start RECORD EXTRACTS

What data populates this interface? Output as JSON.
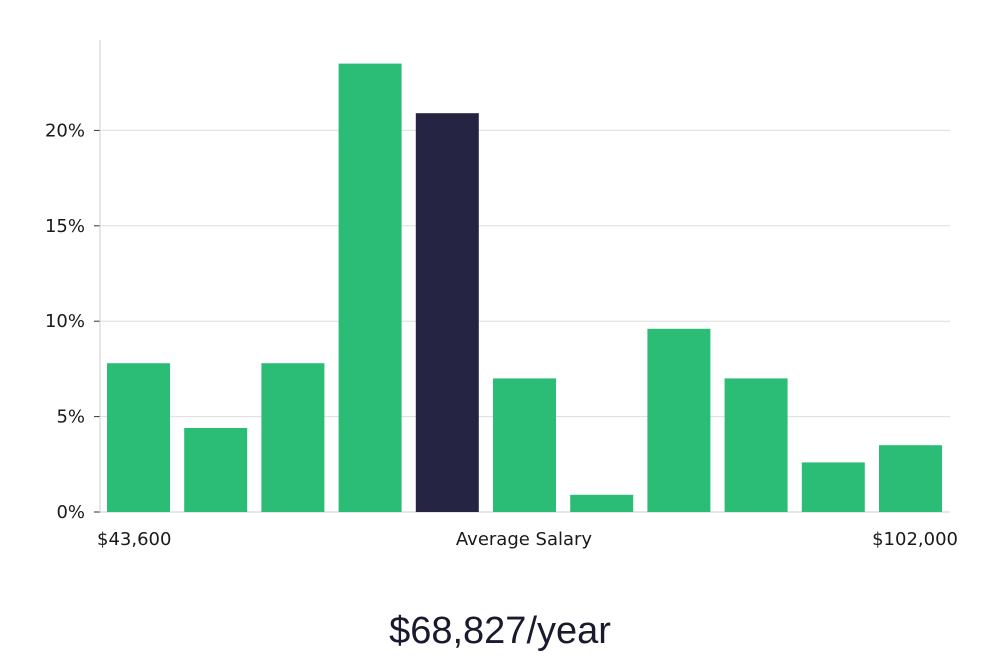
{
  "chart_data": {
    "type": "bar",
    "title": "",
    "y_tick_labels": [
      "0%",
      "5%",
      "10%",
      "15%",
      "20%"
    ],
    "y_ticks": [
      0,
      5,
      10,
      15,
      20
    ],
    "ylim": [
      0,
      25
    ],
    "grid": true,
    "values": [
      7.8,
      4.4,
      7.8,
      23.5,
      20.9,
      7.0,
      0.9,
      9.6,
      7.0,
      2.6,
      3.5
    ],
    "highlight_index": 4,
    "x_min_label": "$43,600",
    "x_center_label": "Average Salary",
    "x_max_label": "$102,000",
    "colors": {
      "bar": "#2bbd76",
      "highlight": "#262443",
      "grid": "#dddddd",
      "axis": "#cccccc"
    }
  },
  "salary_headline": "$68,827/year"
}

end RECORD EXTRACTS

_REQUIRED TASK_
Except for the pictures, print the data above exactly.

_ANSWER TO THE EXERCISE_
What data populates this interface? Output as JSON.
{
  "chart_data": {
    "type": "bar",
    "title": "",
    "y_tick_labels": [
      "0%",
      "5%",
      "10%",
      "15%",
      "20%"
    ],
    "y_ticks": [
      0,
      5,
      10,
      15,
      20
    ],
    "ylim": [
      0,
      25
    ],
    "grid": true,
    "values": [
      7.8,
      4.4,
      7.8,
      23.5,
      20.9,
      7.0,
      0.9,
      9.6,
      7.0,
      2.6,
      3.5
    ],
    "highlight_index": 4,
    "x_min_label": "$43,600",
    "x_center_label": "Average Salary",
    "x_max_label": "$102,000",
    "colors": {
      "bar": "#2bbd76",
      "highlight": "#262443",
      "grid": "#dddddd",
      "axis": "#cccccc"
    }
  },
  "salary_headline": "$68,827/year"
}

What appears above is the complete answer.